Page text
※

The 10-meter resonator rod current phase is about 10 degrees closer to being directly out of phase with the feedpoint current (at 0 degrees phase angle) than we found for the 20-15-meter combination. As well, it varies over a small range, as does the reactance at 10 meters. As a result, we can fairly easily (assuming mastery of capacitor adjustment) arrive at an SWR curve that covers nearly the entire first MHz of 10 meters. Fig. 5 shows the SWR curves between 27.5 and 29.5 MHz to confirm this fact.
The 104" rod produces perhaps the broadest SWR curve, but only by a narrow margin. Obtaining satisfactory 10-meter operation should be fairly straightforward, since the linear resonator may have a variety of lengths and still function effectively. Only the very low value of required tuning capacitance might hinder implementation of the scheme.
Resonator-Rod-to-Element Spacing
Let's select the 104" resonator rod as a prime candidate. As well, we shall retain the 385" long, 0.875" diameter main element, along with the 0.25" diameter resonator rod. With these constant, we may vary the spacing between the rod and the main element in appropriate increments to see what happens to the performance and to the required capacitance for our desired SWR bandwidth. Since 10-meter is a higher frequency than 15 meters, we shall vary the spacing in 1" increments. Table 2 shows the results of these modeling experiments.

※

Provided data
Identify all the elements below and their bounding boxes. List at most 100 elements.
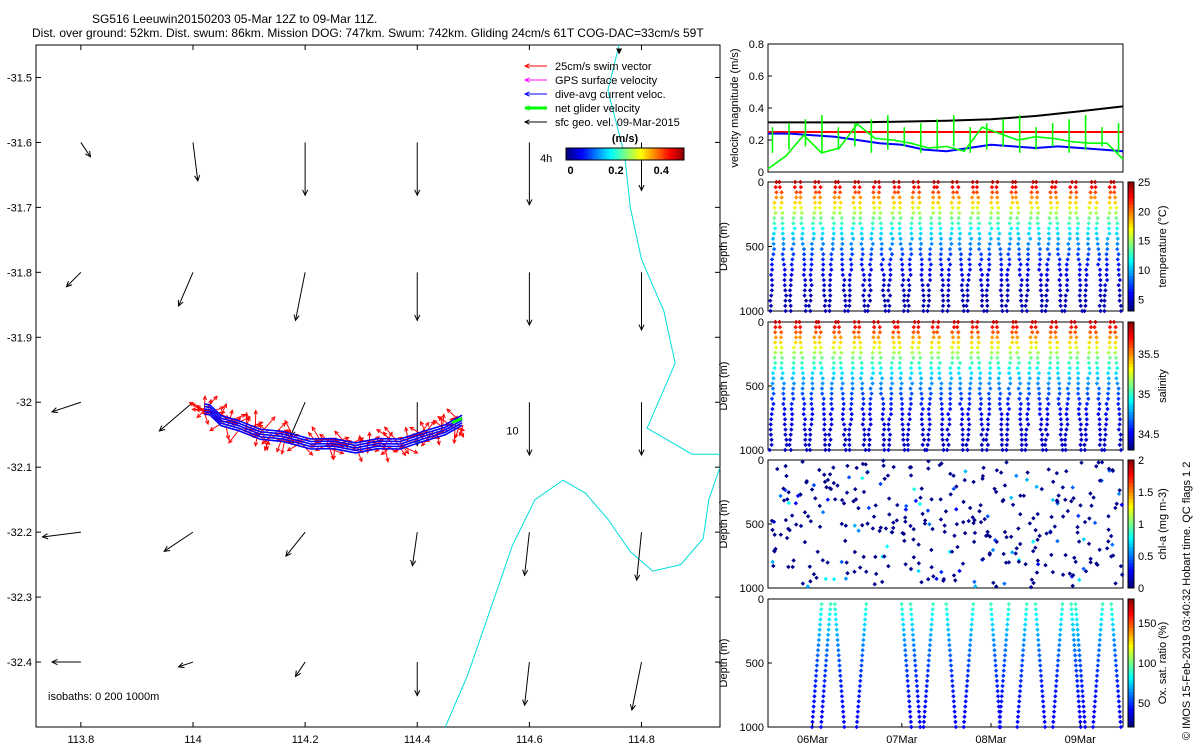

※

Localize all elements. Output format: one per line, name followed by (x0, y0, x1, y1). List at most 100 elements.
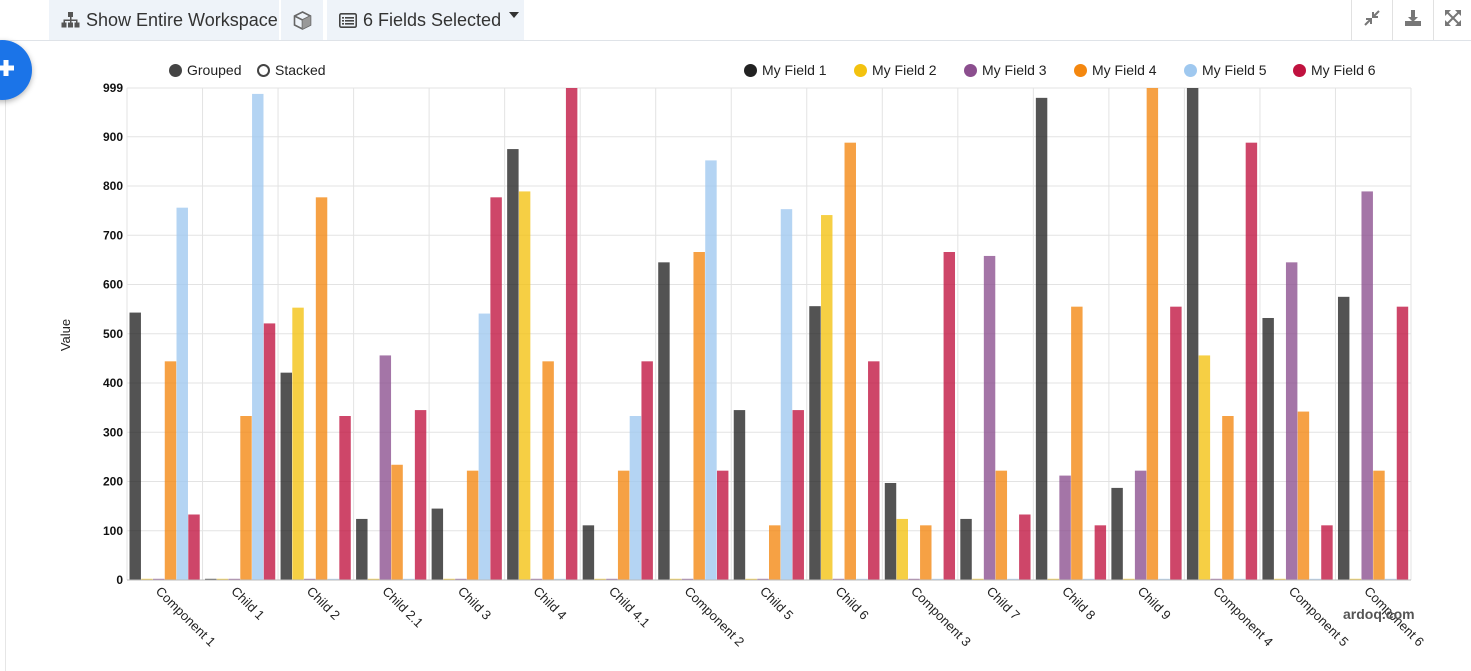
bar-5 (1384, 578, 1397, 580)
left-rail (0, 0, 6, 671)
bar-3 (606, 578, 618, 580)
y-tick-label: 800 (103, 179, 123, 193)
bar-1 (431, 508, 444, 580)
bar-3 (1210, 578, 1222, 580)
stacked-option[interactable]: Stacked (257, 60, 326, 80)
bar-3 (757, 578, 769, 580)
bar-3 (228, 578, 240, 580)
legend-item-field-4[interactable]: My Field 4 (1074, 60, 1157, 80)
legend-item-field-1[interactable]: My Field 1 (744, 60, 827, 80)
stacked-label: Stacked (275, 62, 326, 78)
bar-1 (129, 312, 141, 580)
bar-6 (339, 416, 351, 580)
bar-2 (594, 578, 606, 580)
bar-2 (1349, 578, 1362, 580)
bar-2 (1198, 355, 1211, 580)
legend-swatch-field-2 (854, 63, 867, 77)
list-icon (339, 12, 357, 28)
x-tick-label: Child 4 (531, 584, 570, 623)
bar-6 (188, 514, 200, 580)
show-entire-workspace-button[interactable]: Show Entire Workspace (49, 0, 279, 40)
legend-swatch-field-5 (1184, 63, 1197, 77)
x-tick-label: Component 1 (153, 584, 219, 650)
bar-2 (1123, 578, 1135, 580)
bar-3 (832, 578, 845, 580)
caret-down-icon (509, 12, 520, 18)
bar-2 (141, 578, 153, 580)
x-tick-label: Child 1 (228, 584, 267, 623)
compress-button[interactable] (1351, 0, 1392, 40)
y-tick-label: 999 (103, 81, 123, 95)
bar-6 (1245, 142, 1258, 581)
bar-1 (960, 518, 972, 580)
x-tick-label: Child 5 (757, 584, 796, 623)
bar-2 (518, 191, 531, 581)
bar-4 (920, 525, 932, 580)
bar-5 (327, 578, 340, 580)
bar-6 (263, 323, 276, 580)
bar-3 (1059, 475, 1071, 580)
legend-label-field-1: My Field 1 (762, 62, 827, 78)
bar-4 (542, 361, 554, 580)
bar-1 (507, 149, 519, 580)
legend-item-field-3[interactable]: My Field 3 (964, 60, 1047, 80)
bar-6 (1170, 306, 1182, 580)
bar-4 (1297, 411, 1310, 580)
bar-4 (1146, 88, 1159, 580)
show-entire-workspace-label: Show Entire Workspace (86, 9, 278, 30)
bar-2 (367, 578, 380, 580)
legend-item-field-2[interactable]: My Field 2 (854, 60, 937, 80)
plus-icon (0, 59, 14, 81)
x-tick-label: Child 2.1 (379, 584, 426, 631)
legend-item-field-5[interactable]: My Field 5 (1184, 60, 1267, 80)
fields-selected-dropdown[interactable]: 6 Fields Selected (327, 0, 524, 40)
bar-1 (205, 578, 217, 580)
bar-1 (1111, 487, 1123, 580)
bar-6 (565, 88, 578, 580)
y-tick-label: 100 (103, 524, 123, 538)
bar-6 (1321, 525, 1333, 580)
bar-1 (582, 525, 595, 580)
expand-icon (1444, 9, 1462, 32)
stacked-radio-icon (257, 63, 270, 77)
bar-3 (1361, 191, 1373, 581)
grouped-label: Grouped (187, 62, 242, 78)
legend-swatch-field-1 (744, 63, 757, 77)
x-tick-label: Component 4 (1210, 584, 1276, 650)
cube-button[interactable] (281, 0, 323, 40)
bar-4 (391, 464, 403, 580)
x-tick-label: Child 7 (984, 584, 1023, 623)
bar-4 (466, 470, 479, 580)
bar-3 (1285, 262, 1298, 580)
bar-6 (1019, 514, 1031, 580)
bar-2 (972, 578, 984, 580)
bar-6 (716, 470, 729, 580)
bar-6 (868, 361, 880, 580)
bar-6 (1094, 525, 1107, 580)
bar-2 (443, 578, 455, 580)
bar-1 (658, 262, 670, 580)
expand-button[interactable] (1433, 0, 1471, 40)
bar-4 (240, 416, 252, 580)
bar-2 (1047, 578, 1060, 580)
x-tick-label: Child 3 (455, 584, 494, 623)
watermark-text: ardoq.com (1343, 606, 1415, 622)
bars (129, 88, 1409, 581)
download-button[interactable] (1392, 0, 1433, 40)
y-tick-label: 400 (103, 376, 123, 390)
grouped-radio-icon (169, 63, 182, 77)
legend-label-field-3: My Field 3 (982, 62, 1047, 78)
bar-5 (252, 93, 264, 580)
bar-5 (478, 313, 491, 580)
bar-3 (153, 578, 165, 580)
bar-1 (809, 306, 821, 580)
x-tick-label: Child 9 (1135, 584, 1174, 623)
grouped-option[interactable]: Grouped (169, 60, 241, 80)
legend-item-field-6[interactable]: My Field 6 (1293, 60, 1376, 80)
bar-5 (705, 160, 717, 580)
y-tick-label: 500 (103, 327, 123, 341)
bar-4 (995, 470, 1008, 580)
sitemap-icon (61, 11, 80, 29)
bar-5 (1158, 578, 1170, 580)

※

Set exercise
Please carry on the piece on the 10-meter resonator rod from after its final sentence.

Response to the exercise
Once more, the 20-meter impedance varies over a very small range as we change the rod spacing. At 10 meters, we obtain a wider impedance range and a wider range of required capacitance values. Likewise, the 10-meter resonator current phase also varies over a wider range.
Fig. 6 shows the SWR curves for the center (6") spacing and for the extremes within the set (4" and 8"). Very close spacing limits the SWR bandwidth due to the lower resistive impedance (about 35 Ohms). However, as spacing increases, the rate of 10-meter impedance change slows considerably. Although the 6" spacing shows a marginal improvement over 8", both values are very close to the best that we may obtain.
Once we set up a linear resonator within the proper "ball park," final adjustments--except for the finicky capacitor--are likely to be very easy. The chief initial problem is likely to be estimating what rod length and spacing to use. Although these modeling results are subject to the slightly non-ideal AGT values produced by the NEC-4 models, they may serve to reduce the initial fumbling and frustration in developing a dual-band 20-10-meter linear-resonator dipole--at least of the tubular variety.
A 15-10-Meter Dual-Band Linear-Resonator Dipole
One apparently popular belief about linear resonator dipoles is that we may obtain satisfactory operation only if the frequency ratio between the higher and the lower band is greater than 1.4:1. We may put this idea to a simple test by trying to create a linear-resonator dipole for 15 and 10 meters. Here the frequency ratio is only about 1.3:1. Since the lower frequency is a bit higher than in previous combinations, I have reduced the main element diameter to 0.75". At 21.225, a self-resonant dipole with a 0.75" diameter is about 265". For our trials, we shall have to use a slightly short main element: 262". This main-element length reduction is far less than we needed when working with the 20-15-meter combination. The earlier main element shrank by about 3.5%, while the present reduction is just over 1.1%.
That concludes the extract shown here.